▶ **Request**: From the entries that follow, list every line in which the string "automáticamente" appears.

▶ **Extracted records**:
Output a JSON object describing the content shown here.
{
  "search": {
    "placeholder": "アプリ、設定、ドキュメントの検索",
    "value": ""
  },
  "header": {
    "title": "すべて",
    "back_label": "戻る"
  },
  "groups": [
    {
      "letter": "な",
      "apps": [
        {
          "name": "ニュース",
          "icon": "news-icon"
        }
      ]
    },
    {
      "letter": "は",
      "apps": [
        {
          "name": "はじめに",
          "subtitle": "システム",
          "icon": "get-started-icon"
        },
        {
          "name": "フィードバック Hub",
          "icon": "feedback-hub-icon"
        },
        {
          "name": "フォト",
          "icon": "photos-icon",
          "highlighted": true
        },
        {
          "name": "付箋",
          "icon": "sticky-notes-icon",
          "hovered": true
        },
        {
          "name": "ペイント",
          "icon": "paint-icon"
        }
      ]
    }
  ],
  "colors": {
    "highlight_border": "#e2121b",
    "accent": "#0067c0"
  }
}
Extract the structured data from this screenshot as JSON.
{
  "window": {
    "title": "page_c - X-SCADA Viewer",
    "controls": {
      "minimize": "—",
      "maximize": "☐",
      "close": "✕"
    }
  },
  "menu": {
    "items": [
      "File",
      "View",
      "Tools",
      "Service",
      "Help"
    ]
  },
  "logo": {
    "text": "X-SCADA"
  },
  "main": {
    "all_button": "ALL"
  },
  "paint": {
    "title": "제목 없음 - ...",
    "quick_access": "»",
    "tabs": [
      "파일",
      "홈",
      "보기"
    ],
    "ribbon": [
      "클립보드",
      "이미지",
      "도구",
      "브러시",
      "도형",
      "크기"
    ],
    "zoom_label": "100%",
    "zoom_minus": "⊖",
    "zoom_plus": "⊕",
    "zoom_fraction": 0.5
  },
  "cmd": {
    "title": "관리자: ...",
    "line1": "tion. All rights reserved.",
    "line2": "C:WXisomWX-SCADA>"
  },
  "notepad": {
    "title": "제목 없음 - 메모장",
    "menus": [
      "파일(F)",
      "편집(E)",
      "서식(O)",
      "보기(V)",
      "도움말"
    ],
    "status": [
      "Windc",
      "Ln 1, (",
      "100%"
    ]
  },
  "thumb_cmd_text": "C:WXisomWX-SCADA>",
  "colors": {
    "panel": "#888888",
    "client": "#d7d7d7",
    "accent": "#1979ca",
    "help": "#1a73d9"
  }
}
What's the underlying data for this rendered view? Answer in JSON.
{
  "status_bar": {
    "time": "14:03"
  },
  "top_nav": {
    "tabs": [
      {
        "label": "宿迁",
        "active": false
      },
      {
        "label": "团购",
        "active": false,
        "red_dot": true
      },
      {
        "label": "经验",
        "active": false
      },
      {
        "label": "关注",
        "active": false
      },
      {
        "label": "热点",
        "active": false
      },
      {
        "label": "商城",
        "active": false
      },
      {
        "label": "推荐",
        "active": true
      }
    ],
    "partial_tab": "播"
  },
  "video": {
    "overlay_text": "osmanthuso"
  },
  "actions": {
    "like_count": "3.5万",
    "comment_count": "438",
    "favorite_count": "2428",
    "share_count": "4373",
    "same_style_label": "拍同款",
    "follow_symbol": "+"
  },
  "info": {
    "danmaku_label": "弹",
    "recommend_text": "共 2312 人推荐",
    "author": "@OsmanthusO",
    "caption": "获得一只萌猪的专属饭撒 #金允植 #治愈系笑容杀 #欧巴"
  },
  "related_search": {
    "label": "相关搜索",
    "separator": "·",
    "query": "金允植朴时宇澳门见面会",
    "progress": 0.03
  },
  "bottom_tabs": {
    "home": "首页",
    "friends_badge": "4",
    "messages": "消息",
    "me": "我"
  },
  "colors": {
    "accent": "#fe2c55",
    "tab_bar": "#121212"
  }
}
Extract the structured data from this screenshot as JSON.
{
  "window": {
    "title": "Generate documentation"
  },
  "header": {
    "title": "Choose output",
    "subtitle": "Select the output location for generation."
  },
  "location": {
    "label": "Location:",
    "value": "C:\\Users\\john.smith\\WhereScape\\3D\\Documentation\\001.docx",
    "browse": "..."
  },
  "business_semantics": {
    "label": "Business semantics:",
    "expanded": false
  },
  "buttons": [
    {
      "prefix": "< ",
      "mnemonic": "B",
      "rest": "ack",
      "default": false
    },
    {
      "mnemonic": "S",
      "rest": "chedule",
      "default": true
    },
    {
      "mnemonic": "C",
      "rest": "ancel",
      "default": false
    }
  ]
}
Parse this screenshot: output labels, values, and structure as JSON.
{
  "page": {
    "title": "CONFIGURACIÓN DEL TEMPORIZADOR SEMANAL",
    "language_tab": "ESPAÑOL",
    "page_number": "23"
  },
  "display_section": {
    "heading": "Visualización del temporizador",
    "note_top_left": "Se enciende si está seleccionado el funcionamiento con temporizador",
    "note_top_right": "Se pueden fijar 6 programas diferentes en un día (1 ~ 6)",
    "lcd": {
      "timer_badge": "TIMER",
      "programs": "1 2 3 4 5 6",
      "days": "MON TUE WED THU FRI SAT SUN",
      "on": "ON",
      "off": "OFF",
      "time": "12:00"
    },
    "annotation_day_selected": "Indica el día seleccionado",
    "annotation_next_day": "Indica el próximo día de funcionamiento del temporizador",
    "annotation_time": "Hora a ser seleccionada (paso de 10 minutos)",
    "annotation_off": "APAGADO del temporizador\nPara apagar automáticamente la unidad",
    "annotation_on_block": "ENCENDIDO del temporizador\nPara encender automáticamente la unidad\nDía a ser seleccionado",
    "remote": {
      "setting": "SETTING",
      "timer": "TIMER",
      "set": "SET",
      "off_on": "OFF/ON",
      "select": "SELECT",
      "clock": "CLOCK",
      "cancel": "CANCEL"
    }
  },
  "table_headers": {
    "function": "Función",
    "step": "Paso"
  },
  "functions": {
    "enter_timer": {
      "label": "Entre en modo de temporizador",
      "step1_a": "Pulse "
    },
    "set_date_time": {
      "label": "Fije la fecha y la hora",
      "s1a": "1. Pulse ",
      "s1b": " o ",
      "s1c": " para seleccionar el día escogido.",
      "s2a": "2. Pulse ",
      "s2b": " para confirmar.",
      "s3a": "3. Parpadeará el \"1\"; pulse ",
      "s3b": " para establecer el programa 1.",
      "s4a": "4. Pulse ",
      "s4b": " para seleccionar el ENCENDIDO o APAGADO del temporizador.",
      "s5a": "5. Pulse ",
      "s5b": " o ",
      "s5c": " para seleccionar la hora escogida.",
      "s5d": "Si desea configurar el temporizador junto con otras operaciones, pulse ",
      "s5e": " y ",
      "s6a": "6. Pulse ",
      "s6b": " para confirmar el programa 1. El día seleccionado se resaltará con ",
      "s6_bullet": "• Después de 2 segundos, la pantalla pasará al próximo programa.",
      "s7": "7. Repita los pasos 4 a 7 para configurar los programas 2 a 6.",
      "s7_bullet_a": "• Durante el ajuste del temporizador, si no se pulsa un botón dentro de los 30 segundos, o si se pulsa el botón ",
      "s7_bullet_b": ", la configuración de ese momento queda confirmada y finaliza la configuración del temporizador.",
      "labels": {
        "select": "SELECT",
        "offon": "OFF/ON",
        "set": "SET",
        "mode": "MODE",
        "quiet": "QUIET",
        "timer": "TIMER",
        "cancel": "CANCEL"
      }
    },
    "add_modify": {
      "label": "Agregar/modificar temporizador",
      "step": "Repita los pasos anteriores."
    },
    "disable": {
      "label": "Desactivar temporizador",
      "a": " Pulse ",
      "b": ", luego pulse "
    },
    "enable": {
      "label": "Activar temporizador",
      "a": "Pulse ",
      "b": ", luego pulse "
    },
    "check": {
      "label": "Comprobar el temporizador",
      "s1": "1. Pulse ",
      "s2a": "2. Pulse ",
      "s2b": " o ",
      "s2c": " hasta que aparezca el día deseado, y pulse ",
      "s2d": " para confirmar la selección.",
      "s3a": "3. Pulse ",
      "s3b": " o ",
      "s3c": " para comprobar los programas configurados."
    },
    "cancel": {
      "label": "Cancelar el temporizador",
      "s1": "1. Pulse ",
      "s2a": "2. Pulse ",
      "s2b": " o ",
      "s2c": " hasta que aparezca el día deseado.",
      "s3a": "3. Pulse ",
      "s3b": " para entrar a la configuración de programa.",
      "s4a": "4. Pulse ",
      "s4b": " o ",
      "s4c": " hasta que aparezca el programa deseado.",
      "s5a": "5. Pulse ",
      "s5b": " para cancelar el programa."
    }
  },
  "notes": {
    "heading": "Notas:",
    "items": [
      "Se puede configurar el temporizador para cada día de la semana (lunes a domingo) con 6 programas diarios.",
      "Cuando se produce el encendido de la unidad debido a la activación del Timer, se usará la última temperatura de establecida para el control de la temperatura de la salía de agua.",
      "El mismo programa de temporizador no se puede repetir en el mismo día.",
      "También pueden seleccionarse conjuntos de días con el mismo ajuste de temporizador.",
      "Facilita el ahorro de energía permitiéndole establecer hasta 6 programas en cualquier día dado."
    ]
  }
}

▶ **Response for this exercise**:
    "annotation_off": "APAGADO del temporizador\nPara apagar automáticamente la unidad",
    "annotation_on_block": "ENCENDIDO del temporizador\nPara encender automáticamente la unidad\nDía a ser seleccionado",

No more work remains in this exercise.